#### [TASK DETAILS]
Write out every entry word for word.

******************************

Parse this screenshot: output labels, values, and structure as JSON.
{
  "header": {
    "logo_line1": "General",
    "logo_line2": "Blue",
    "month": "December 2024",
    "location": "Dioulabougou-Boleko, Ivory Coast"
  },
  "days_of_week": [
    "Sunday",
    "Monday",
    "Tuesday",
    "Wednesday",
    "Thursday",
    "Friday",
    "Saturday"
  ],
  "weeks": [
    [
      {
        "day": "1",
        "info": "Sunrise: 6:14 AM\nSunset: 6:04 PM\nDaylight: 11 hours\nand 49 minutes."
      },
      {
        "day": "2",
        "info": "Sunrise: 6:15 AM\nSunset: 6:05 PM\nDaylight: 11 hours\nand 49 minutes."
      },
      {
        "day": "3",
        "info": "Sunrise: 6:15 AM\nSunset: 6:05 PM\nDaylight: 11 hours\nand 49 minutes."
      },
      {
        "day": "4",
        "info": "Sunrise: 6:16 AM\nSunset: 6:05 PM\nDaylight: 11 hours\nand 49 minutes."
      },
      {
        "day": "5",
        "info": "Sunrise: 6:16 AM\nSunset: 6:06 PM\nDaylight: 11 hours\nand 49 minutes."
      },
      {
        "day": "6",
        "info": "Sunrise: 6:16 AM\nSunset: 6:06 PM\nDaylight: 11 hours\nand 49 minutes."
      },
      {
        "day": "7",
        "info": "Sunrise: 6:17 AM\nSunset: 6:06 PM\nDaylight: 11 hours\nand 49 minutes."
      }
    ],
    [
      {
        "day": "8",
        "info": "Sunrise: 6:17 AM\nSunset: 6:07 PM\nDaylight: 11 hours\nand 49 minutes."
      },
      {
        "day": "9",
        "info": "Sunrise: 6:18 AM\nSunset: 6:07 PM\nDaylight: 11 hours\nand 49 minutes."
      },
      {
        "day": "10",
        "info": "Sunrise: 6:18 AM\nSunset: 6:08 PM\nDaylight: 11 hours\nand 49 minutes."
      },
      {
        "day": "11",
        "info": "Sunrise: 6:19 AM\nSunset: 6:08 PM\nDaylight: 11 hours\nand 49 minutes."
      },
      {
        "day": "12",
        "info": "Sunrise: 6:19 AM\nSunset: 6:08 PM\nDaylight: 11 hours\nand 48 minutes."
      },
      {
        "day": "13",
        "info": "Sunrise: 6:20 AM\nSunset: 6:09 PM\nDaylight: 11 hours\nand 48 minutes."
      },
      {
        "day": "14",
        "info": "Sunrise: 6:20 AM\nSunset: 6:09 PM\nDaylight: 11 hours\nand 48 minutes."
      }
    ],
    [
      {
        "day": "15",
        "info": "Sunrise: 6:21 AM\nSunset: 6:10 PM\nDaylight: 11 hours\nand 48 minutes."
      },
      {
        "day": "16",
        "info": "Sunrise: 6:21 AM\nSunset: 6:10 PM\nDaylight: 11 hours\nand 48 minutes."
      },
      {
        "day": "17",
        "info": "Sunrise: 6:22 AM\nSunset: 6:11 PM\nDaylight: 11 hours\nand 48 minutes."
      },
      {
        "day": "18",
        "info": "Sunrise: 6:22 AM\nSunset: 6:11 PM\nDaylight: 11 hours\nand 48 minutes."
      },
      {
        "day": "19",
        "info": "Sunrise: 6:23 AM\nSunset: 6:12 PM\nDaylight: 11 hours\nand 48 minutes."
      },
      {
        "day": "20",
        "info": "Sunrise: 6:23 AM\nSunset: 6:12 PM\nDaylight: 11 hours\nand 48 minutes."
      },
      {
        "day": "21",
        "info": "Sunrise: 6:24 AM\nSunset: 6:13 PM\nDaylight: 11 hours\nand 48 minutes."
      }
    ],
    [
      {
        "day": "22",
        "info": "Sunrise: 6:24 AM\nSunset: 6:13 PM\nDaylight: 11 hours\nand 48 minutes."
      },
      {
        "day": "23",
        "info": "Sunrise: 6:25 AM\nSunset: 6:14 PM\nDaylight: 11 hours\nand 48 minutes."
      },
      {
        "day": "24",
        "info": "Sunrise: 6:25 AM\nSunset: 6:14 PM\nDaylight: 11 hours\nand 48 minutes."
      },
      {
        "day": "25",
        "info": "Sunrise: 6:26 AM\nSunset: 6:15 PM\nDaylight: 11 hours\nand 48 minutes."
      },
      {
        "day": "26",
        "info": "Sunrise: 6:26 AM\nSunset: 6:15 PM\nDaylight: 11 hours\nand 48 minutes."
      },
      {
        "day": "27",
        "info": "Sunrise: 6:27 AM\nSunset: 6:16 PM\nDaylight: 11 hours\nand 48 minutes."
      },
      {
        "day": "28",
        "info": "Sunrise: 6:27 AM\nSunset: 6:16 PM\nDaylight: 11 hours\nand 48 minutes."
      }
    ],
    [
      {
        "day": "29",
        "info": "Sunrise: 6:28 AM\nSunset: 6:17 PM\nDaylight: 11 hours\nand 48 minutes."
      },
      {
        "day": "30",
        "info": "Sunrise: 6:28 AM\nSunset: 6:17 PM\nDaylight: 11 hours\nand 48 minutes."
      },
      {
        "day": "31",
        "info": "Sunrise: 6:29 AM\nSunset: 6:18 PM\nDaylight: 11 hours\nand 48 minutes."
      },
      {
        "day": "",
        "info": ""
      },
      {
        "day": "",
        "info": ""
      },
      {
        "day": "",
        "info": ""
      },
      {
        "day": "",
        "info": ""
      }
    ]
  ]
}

******************************

#### [TASK SOLUTION]
Parse this screenshot: output labels, values, and structure as JSON.
{
  "header": {
    "logo_line1": "General",
    "logo_line2": "Blue",
    "month": "December 2024",
    "location": "Dioulabougou-Boleko, Ivory Coast"
  },
  "days_of_week": [
    "Sunday",
    "Monday",
    "Tuesday",
    "Wednesday",
    "Thursday",
    "Friday",
    "Saturday"
  ],
  "weeks": [
    [
      {
        "day": "1",
        "info": "Sunrise: 6:14 AM\nSunset: 6:04 PM\nDaylight: 11 hours\nand 49 minutes."
      },
      {
        "day": "2",
        "info": "Sunrise: 6:15 AM\nSunset: 6:05 PM\nDaylight: 11 hours\nand 49 minutes."
      },
      {
        "day": "3",
        "info": "Sunrise: 6:15 AM\nSunset: 6:05 PM\nDaylight: 11 hours\nand 49 minutes."
      },
      {
        "day": "4",
        "info": "Sunrise: 6:16 AM\nSunset: 6:05 PM\nDaylight: 11 hours\nand 49 minutes."
      },
      {
        "day": "5",
        "info": "Sunrise: 6:16 AM\nSunset: 6:06 PM\nDaylight: 11 hours\nand 49 minutes."
      },
      {
        "day": "6",
        "info": "Sunrise: 6:16 AM\nSunset: 6:06 PM\nDaylight: 11 hours\nand 49 minutes."
      },
      {
        "day": "7",
        "info": "Sunrise: 6:17 AM\nSunset: 6:06 PM\nDaylight: 11 hours\nand 49 minutes."
      }
    ],
    [
      {
        "day": "8",
        "info": "Sunrise: 6:17 AM\nSunset: 6:07 PM\nDaylight: 11 hours\nand 49 minutes."
      },
      {
        "day": "9",
        "info": "Sunrise: 6:18 AM\nSunset: 6:07 PM\nDaylight: 11 hours\nand 49 minutes."
      },
      {
        "day": "10",
        "info": "Sunrise: 6:18 AM\nSunset: 6:08 PM\nDaylight: 11 hours\nand 49 minutes."
      },
      {
        "day": "11",
        "info": "Sunrise: 6:19 AM\nSunset: 6:08 PM\nDaylight: 11 hours\nand 49 minutes."
      },
      {
        "day": "12",
        "info": "Sunrise: 6:19 AM\nSunset: 6:08 PM\nDaylight: 11 hours\nand 48 minutes."
      },
      {
        "day": "13",
        "info": "Sunrise: 6:20 AM\nSunset: 6:09 PM\nDaylight: 11 hours\nand 48 minutes."
      },
      {
        "day": "14",
        "info": "Sunrise: 6:20 AM\nSunset: 6:09 PM\nDaylight: 11 hours\nand 48 minutes."
      }
    ],
    [
      {
        "day": "15",
        "info": "Sunrise: 6:21 AM\nSunset: 6:10 PM\nDaylight: 11 hours\nand 48 minutes."
      },
      {
        "day": "16",
        "info": "Sunrise: 6:21 AM\nSunset: 6:10 PM\nDaylight: 11 hours\nand 48 minutes."
      },
      {
        "day": "17",
        "info": "Sunrise: 6:22 AM\nSunset: 6:11 PM\nDaylight: 11 hours\nand 48 minutes."
      },
      {
        "day": "18",
        "info": "Sunrise: 6:22 AM\nSunset: 6:11 PM\nDaylight: 11 hours\nand 48 minutes."
      },
      {
        "day": "19",
        "info": "Sunrise: 6:23 AM\nSunset: 6:12 PM\nDaylight: 11 hours\nand 48 minutes."
      },
      {
        "day": "20",
        "info": "Sunrise: 6:23 AM\nSunset: 6:12 PM\nDaylight: 11 hours\nand 48 minutes."
      },
      {
        "day": "21",
        "info": "Sunrise: 6:24 AM\nSunset: 6:13 PM\nDaylight: 11 hours\nand 48 minutes."
      }
    ],
    [
      {
        "day": "22",
        "info": "Sunrise: 6:24 AM\nSunset: 6:13 PM\nDaylight: 11 hours\nand 48 minutes."
      },
      {
        "day": "23",
        "info": "Sunrise: 6:25 AM\nSunset: 6:14 PM\nDaylight: 11 hours\nand 48 minutes."
      },
      {
        "day": "24",
        "info": "Sunrise: 6:25 AM\nSunset: 6:14 PM\nDaylight: 11 hours\nand 48 minutes."
      },
      {
        "day": "25",
        "info": "Sunrise: 6:26 AM\nSunset: 6:15 PM\nDaylight: 11 hours\nand 48 minutes."
      },
      {
        "day": "26",
        "info": "Sunrise: 6:26 AM\nSunset: 6:15 PM\nDaylight: 11 hours\nand 48 minutes."
      },
      {
        "day": "27",
        "info": "Sunrise: 6:27 AM\nSunset: 6:16 PM\nDaylight: 11 hours\nand 48 minutes."
      },
      {
        "day": "28",
        "info": "Sunrise: 6:27 AM\nSunset: 6:16 PM\nDaylight: 11 hours\nand 48 minutes."
      }
    ],
    [
      {
        "day": "29",
        "info": "Sunrise: 6:28 AM\nSunset: 6:17 PM\nDaylight: 11 hours\nand 48 minutes."
      },
      {
        "day": "30",
        "info": "Sunrise: 6:28 AM\nSunset: 6:17 PM\nDaylight: 11 hours\nand 48 minutes."
      },
      {
        "day": "31",
        "info": "Sunrise: 6:29 AM\nSunset: 6:18 PM\nDaylight: 11 hours\nand 48 minutes."
      },
      {
        "day": "",
        "info": ""
      },
      {
        "day": "",
        "info": ""
      },
      {
        "day": "",
        "info": ""
      },
      {
        "day": "",
        "info": ""
      }
    ]
  ]
}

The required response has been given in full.